● Extracted records:
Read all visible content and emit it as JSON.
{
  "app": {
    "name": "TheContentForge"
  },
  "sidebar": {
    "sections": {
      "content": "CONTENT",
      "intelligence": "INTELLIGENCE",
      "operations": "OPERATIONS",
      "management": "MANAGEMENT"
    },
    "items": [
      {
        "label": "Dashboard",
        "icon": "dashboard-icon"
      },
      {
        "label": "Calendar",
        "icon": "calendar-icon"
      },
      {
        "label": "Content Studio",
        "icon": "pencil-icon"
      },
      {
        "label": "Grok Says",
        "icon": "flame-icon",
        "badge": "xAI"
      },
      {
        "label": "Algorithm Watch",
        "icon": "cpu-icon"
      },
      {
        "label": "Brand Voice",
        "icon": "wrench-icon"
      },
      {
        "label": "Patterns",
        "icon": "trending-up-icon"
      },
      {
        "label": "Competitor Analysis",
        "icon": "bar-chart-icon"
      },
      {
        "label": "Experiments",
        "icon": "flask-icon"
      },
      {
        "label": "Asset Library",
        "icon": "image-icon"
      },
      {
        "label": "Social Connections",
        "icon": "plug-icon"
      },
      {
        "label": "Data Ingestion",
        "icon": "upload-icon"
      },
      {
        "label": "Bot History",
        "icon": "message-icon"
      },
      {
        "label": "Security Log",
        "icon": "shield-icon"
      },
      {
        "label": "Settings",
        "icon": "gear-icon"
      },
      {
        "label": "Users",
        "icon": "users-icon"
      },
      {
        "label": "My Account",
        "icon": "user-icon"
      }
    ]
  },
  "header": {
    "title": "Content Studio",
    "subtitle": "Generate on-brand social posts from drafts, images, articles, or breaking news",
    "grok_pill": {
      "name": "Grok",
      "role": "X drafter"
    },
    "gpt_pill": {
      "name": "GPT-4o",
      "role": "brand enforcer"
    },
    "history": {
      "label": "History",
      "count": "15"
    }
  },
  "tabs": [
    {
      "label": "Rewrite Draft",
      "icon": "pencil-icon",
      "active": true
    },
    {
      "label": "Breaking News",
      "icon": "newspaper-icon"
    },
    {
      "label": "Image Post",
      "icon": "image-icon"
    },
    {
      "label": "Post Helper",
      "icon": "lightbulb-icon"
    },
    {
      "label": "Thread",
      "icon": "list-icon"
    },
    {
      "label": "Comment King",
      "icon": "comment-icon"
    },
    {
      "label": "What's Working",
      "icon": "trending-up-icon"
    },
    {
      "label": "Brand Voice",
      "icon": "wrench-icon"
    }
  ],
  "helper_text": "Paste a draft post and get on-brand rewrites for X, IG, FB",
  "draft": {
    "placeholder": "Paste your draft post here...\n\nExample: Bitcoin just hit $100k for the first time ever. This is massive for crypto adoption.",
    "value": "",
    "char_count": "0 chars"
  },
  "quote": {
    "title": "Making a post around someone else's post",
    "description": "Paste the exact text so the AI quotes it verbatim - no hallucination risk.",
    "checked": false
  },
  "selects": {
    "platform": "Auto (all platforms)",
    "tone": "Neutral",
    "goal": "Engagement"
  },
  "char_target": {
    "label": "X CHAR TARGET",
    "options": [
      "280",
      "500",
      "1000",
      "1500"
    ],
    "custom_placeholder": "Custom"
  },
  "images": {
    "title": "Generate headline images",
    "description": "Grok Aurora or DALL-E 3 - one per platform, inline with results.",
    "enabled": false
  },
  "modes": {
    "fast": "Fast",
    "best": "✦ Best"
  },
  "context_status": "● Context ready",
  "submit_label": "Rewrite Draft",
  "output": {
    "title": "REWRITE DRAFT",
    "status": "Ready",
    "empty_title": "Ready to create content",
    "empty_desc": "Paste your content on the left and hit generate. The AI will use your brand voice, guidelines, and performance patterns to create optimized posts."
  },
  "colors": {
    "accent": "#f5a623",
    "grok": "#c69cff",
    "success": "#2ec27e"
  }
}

● What you are asked to do: Write down all the entries again without a single difference.

● Task solution:
Read all visible content and emit it as JSON.
{
  "app": {
    "name": "TheContentForge"
  },
  "sidebar": {
    "sections": {
      "content": "CONTENT",
      "intelligence": "INTELLIGENCE",
      "operations": "OPERATIONS",
      "management": "MANAGEMENT"
    },
    "items": [
      {
        "label": "Dashboard",
        "icon": "dashboard-icon"
      },
      {
        "label": "Calendar",
        "icon": "calendar-icon"
      },
      {
        "label": "Content Studio",
        "icon": "pencil-icon"
      },
      {
        "label": "Grok Says",
        "icon": "flame-icon",
        "badge": "xAI"
      },
      {
        "label": "Algorithm Watch",
        "icon": "cpu-icon"
      },
      {
        "label": "Brand Voice",
        "icon": "wrench-icon"
      },
      {
        "label": "Patterns",
        "icon": "trending-up-icon"
      },
      {
        "label": "Competitor Analysis",
        "icon": "bar-chart-icon"
      },
      {
        "label": "Experiments",
        "icon": "flask-icon"
      },
      {
        "label": "Asset Library",
        "icon": "image-icon"
      },
      {
        "label": "Social Connections",
        "icon": "plug-icon"
      },
      {
        "label": "Data Ingestion",
        "icon": "upload-icon"
      },
      {
        "label": "Bot History",
        "icon": "message-icon"
      },
      {
        "label": "Security Log",
        "icon": "shield-icon"
      },
      {
        "label": "Settings",
        "icon": "gear-icon"
      },
      {
        "label": "Users",
        "icon": "users-icon"
      },
      {
        "label": "My Account",
        "icon": "user-icon"
      }
    ]
  },
  "header": {
    "title": "Content Studio",
    "subtitle": "Generate on-brand social posts from drafts, images, articles, or breaking news",
    "grok_pill": {
      "name": "Grok",
      "role": "X drafter"
    },
    "gpt_pill": {
      "name": "GPT-4o",
      "role": "brand enforcer"
    },
    "history": {
      "label": "History",
      "count": "15"
    }
  },
  "tabs": [
    {
      "label": "Rewrite Draft",
      "icon": "pencil-icon",
      "active": true
    },
    {
      "label": "Breaking News",
      "icon": "newspaper-icon"
    },
    {
      "label": "Image Post",
      "icon": "image-icon"
    },
    {
      "label": "Post Helper",
      "icon": "lightbulb-icon"
    },
    {
      "label": "Thread",
      "icon": "list-icon"
    },
    {
      "label": "Comment King",
      "icon": "comment-icon"
    },
    {
      "label": "What's Working",
      "icon": "trending-up-icon"
    },
    {
      "label": "Brand Voice",
      "icon": "wrench-icon"
    }
  ],
  "helper_text": "Paste a draft post and get on-brand rewrites for X, IG, FB",
  "draft": {
    "placeholder": "Paste your draft post here...\n\nExample: Bitcoin just hit $100k for the first time ever. This is massive for crypto adoption.",
    "value": "",
    "char_count": "0 chars"
  },
  "quote": {
    "title": "Making a post around someone else's post",
    "description": "Paste the exact text so the AI quotes it verbatim - no hallucination risk.",
    "checked": false
  },
  "selects": {
    "platform": "Auto (all platforms)",
    "tone": "Neutral",
    "goal": "Engagement"
  },
  "char_target": {
    "label": "X CHAR TARGET",
    "options": [
      "280",
      "500",
      "1000",
      "1500"
    ],
    "custom_placeholder": "Custom"
  },
  "images": {
    "title": "Generate headline images",
    "description": "Grok Aurora or DALL-E 3 - one per platform, inline with results.",
    "enabled": false
  },
  "modes": {
    "fast": "Fast",
    "best": "✦ Best"
  },
  "context_status": "● Context ready",
  "submit_label": "Rewrite Draft",
  "output": {
    "title": "REWRITE DRAFT",
    "status": "Ready",
    "empty_title": "Ready to create content",
    "empty_desc": "Paste your content on the left and hit generate. The AI will use your brand voice, guidelines, and performance patterns to create optimized posts."
  },
  "colors": {
    "accent": "#f5a623",
    "grok": "#c69cff",
    "success": "#2ec27e"
  }
}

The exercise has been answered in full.